-- EXERCISE DETAILS --
Repeat each entry in full, exactly.

======== EXCERPTED RECORDS

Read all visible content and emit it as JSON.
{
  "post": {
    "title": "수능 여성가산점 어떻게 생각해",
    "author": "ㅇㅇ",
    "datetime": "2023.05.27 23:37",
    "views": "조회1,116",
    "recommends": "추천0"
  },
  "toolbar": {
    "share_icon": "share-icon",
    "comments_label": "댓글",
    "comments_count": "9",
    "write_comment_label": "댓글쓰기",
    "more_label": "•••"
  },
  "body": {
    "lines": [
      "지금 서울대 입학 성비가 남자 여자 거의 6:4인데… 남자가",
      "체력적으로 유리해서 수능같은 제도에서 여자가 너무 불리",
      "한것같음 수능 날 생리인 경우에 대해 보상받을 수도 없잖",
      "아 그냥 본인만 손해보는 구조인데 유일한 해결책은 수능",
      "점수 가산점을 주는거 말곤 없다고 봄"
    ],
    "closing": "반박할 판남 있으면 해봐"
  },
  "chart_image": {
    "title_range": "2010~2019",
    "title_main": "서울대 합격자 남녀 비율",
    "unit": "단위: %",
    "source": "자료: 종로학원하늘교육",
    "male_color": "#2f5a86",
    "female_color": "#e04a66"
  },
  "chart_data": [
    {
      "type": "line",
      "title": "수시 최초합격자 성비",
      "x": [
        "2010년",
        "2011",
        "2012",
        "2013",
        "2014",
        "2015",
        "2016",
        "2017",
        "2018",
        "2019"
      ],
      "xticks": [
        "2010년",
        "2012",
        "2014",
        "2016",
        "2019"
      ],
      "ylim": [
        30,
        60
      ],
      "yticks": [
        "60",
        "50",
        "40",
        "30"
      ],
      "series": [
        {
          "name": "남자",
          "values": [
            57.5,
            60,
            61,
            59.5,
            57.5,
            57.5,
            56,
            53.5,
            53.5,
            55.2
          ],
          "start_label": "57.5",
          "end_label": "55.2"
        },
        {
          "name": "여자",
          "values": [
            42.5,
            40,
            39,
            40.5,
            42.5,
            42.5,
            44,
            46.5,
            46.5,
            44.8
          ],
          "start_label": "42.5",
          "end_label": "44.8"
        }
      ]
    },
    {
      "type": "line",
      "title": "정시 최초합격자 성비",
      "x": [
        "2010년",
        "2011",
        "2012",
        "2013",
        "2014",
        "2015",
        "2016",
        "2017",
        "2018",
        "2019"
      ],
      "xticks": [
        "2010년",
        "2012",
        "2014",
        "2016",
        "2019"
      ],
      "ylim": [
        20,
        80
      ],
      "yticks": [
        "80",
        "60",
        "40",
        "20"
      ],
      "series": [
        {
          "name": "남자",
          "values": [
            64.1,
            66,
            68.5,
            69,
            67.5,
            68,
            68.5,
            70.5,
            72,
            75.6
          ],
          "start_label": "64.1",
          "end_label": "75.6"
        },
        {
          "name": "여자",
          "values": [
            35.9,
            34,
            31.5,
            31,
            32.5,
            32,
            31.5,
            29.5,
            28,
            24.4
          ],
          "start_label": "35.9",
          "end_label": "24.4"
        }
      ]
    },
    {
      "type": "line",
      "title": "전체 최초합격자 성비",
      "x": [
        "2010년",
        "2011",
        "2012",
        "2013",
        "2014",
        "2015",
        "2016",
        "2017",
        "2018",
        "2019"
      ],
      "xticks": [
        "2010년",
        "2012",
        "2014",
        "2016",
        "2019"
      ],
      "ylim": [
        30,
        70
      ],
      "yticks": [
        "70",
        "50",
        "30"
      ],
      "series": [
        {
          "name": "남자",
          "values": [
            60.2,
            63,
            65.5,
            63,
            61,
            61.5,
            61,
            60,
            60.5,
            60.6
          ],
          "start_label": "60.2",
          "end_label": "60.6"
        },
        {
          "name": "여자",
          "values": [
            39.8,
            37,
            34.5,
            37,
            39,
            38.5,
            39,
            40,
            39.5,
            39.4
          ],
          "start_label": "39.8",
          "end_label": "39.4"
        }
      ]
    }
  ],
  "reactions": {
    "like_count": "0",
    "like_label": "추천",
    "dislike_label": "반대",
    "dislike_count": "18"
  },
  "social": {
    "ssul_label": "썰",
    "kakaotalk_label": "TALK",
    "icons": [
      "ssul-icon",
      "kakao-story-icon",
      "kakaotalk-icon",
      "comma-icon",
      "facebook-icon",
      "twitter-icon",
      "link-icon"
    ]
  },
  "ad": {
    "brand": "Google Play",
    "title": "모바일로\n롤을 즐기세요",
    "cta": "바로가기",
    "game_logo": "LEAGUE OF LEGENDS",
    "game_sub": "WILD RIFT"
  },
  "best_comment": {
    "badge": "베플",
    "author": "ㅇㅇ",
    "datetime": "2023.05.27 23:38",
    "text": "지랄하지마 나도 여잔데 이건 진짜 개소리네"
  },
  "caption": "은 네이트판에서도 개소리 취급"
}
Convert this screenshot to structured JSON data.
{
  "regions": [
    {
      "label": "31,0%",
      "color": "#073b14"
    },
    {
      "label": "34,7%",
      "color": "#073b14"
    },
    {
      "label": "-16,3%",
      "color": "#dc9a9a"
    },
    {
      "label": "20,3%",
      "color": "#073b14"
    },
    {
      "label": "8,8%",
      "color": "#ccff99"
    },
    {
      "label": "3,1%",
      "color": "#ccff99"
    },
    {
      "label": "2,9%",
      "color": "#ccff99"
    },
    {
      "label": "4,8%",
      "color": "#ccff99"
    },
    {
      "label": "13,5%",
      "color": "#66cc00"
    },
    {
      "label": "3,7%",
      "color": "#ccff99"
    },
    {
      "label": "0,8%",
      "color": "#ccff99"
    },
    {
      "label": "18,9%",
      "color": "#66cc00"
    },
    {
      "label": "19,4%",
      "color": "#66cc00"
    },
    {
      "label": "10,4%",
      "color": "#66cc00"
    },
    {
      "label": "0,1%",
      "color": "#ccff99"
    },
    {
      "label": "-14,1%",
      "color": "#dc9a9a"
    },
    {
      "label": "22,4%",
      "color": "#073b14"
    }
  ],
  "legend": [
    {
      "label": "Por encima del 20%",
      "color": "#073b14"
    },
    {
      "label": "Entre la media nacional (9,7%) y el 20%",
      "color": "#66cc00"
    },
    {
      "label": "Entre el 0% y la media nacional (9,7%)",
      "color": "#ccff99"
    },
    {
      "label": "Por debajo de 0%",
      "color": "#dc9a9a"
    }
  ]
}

================

-- RESPONSE TO THIS TASK --
Read all visible content and emit it as JSON.
{
  "post": {
    "title": "수능 여성가산점 어떻게 생각해",
    "author": "ㅇㅇ",
    "datetime": "2023.05.27 23:37",
    "views": "조회1,116",
    "recommends": "추천0"
  },
  "toolbar": {
    "share_icon": "share-icon",
    "comments_label": "댓글",
    "comments_count": "9",
    "write_comment_label": "댓글쓰기",
    "more_label": "•••"
  },
  "body": {
    "lines": [
      "지금 서울대 입학 성비가 남자 여자 거의 6:4인데… 남자가",
      "체력적으로 유리해서 수능같은 제도에서 여자가 너무 불리",
      "한것같음 수능 날 생리인 경우에 대해 보상받을 수도 없잖",
      "아 그냥 본인만 손해보는 구조인데 유일한 해결책은 수능",
      "점수 가산점을 주는거 말곤 없다고 봄"
    ],
    "closing": "반박할 판남 있으면 해봐"
  },
  "chart_image": {
    "title_range": "2010~2019",
    "title_main": "서울대 합격자 남녀 비율",
    "unit": "단위: %",
    "source": "자료: 종로학원하늘교육",
    "male_color": "#2f5a86",
    "female_color": "#e04a66"
  },
  "chart_data": [
    {
      "type": "line",
      "title": "수시 최초합격자 성비",
      "x": [
        "2010년",
        "2011",
        "2012",
        "2013",
        "2014",
        "2015",
        "2016",
        "2017",
        "2018",
        "2019"
      ],
      "xticks": [
        "2010년",
        "2012",
        "2014",
        "2016",
        "2019"
      ],
      "ylim": [
        30,
        60
      ],
      "yticks": [
        "60",
        "50",
        "40",
        "30"
      ],
      "series": [
        {
          "name": "남자",
          "values": [
            57.5,
            60,
            61,
            59.5,
            57.5,
            57.5,
            56,
            53.5,
            53.5,
            55.2
          ],
          "start_label": "57.5",
          "end_label": "55.2"
        },
        {
          "name": "여자",
          "values": [
            42.5,
            40,
            39,
            40.5,
            42.5,
            42.5,
            44,
            46.5,
            46.5,
            44.8
          ],
          "start_label": "42.5",
          "end_label": "44.8"
        }
      ]
    },
    {
      "type": "line",
      "title": "정시 최초합격자 성비",
      "x": [
        "2010년",
        "2011",
        "2012",
        "2013",
        "2014",
        "2015",
        "2016",
        "2017",
        "2018",
        "2019"
      ],
      "xticks": [
        "2010년",
        "2012",
        "2014",
        "2016",
        "2019"
      ],
      "ylim": [
        20,
        80
      ],
      "yticks": [
        "80",
        "60",
        "40",
        "20"
      ],
      "series": [
        {
          "name": "남자",
          "values": [
            64.1,
            66,
            68.5,
            69,
            67.5,
            68,
            68.5,
            70.5,
            72,
            75.6
          ],
          "start_label": "64.1",
          "end_label": "75.6"
        },
        {
          "name": "여자",
          "values": [
            35.9,
            34,
            31.5,
            31,
            32.5,
            32,
            31.5,
            29.5,
            28,
            24.4
          ],
          "start_label": "35.9",
          "end_label": "24.4"
        }
      ]
    },
    {
      "type": "line",
      "title": "전체 최초합격자 성비",
      "x": [
        "2010년",
        "2011",
        "2012",
        "2013",
        "2014",
        "2015",
        "2016",
        "2017",
        "2018",
        "2019"
      ],
      "xticks": [
        "2010년",
        "2012",
        "2014",
        "2016",
        "2019"
      ],
      "ylim": [
        30,
        70
      ],
      "yticks": [
        "70",
        "50",
        "30"
      ],
      "series": [
        {
          "name": "남자",
          "values": [
            60.2,
            63,
            65.5,
            63,
            61,
            61.5,
            61,
            60,
            60.5,
            60.6
          ],
          "start_label": "60.2",
          "end_label": "60.6"
        },
        {
          "name": "여자",
          "values": [
            39.8,
            37,
            34.5,
            37,
            39,
            38.5,
            39,
            40,
            39.5,
            39.4
          ],
          "start_label": "39.8",
          "end_label": "39.4"
        }
      ]
    }
  ],
  "reactions": {
    "like_count": "0",
    "like_label": "추천",
    "dislike_label": "반대",
    "dislike_count": "18"
  },
  "social": {
    "ssul_label": "썰",
    "kakaotalk_label": "TALK",
    "icons": [
      "ssul-icon",
      "kakao-story-icon",
      "kakaotalk-icon",
      "comma-icon",
      "facebook-icon",
      "twitter-icon",
      "link-icon"
    ]
  },
  "ad": {
    "brand": "Google Play",
    "title": "모바일로\n롤을 즐기세요",
    "cta": "바로가기",
    "game_logo": "LEAGUE OF LEGENDS",
    "game_sub": "WILD RIFT"
  },
  "best_comment": {
    "badge": "베플",
    "author": "ㅇㅇ",
    "datetime": "2023.05.27 23:38",
    "text": "지랄하지마 나도 여잔데 이건 진짜 개소리네"
  },
  "caption": "은 네이트판에서도 개소리 취급"
}
Convert this screenshot to structured JSON data.
{
  "regions": [
    {
      "label": "31,0%",
      "color": "#073b14"
    },
    {
      "label": "34,7%",
      "color": "#073b14"
    },
    {
      "label": "-16,3%",
      "color": "#dc9a9a"
    },
    {
      "label": "20,3%",
      "color": "#073b14"
    },
    {
      "label": "8,8%",
      "color": "#ccff99"
    },
    {
      "label": "3,1%",
      "color": "#ccff99"
    },
    {
      "label": "2,9%",
      "color": "#ccff99"
    },
    {
      "label": "4,8%",
      "color": "#ccff99"
    },
    {
      "label": "13,5%",
      "color": "#66cc00"
    },
    {
      "label": "3,7%",
      "color": "#ccff99"
    },
    {
      "label": "0,8%",
      "color": "#ccff99"
    },
    {
      "label": "18,9%",
      "color": "#66cc00"
    },
    {
      "label": "19,4%",
      "color": "#66cc00"
    },
    {
      "label": "10,4%",
      "color": "#66cc00"
    },
    {
      "label": "0,1%",
      "color": "#ccff99"
    },
    {
      "label": "-14,1%",
      "color": "#dc9a9a"
    },
    {
      "label": "22,4%",
      "color": "#073b14"
    }
  ],
  "legend": [
    {
      "label": "Por encima del 20%",
      "color": "#073b14"
    },
    {
      "label": "Entre la media nacional (9,7%) y el 20%",
      "color": "#66cc00"
    },
    {
      "label": "Entre el 0% y la media nacional (9,7%)",
      "color": "#ccff99"
    },
    {
      "label": "Por debajo de 0%",
      "color": "#dc9a9a"
    }
  ]
}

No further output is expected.